Read the lines that follow and pick out every one containing the word "Data".

◆ ◆ ◆ ◆

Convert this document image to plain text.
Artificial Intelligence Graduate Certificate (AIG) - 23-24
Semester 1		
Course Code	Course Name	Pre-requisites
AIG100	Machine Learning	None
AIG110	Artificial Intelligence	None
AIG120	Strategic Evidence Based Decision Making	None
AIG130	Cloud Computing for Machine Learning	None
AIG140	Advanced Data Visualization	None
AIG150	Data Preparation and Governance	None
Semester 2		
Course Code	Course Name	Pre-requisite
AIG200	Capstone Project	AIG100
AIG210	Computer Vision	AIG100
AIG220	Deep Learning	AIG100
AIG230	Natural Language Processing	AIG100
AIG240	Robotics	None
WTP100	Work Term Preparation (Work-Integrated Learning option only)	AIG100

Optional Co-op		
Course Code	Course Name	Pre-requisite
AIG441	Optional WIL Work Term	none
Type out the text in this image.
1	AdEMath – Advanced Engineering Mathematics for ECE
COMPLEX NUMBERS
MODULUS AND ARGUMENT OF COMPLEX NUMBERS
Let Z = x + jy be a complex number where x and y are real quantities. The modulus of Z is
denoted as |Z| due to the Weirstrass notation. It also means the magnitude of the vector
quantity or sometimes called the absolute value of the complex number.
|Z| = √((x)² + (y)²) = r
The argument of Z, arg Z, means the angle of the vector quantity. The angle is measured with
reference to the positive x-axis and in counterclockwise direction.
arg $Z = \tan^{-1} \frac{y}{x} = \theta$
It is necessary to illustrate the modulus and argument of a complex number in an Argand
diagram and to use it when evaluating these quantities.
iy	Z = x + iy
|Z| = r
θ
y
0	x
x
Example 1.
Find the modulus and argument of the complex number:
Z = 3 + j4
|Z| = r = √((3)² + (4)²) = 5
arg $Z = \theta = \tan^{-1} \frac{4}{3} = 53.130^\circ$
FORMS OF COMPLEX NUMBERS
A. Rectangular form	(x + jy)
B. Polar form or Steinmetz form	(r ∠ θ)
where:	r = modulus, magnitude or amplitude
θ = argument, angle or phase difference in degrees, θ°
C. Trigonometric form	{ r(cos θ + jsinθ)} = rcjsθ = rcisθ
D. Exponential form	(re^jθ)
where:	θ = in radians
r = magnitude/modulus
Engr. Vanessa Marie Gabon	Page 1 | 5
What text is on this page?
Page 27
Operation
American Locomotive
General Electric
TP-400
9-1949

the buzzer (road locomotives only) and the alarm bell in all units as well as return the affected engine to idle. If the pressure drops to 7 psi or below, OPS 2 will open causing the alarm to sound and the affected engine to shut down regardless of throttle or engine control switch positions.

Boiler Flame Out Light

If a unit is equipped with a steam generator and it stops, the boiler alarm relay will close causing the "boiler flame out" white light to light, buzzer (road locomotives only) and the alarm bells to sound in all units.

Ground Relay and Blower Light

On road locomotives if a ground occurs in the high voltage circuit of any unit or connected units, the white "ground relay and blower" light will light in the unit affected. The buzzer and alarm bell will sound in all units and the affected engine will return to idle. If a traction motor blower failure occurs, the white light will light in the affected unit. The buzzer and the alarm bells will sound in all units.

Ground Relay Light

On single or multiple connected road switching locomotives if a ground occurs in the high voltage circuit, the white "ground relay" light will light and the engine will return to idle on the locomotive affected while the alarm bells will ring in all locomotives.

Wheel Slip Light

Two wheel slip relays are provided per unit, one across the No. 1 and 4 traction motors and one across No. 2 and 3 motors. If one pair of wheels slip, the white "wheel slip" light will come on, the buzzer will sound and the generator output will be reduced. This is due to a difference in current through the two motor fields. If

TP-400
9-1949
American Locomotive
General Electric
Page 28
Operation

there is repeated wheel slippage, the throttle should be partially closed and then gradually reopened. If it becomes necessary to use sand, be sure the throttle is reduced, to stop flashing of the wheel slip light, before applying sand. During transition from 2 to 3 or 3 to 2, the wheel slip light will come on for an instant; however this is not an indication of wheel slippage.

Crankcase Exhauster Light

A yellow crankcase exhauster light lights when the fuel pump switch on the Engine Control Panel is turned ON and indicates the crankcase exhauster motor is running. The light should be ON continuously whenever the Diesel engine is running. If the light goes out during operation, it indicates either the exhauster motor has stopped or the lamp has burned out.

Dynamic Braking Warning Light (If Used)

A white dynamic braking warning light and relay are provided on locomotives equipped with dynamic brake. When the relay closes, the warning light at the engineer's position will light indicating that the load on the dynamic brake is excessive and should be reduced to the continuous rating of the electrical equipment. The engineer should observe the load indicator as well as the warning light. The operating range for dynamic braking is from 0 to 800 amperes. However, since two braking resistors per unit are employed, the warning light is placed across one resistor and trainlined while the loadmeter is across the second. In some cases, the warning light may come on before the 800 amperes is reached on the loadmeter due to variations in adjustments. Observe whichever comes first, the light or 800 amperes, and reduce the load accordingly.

◆ ◆ ◆ ◆

EXERCISE SOLUTION:
AIG140	Advanced Data Visualization	None
AIG150	Data Preparation and Governance	None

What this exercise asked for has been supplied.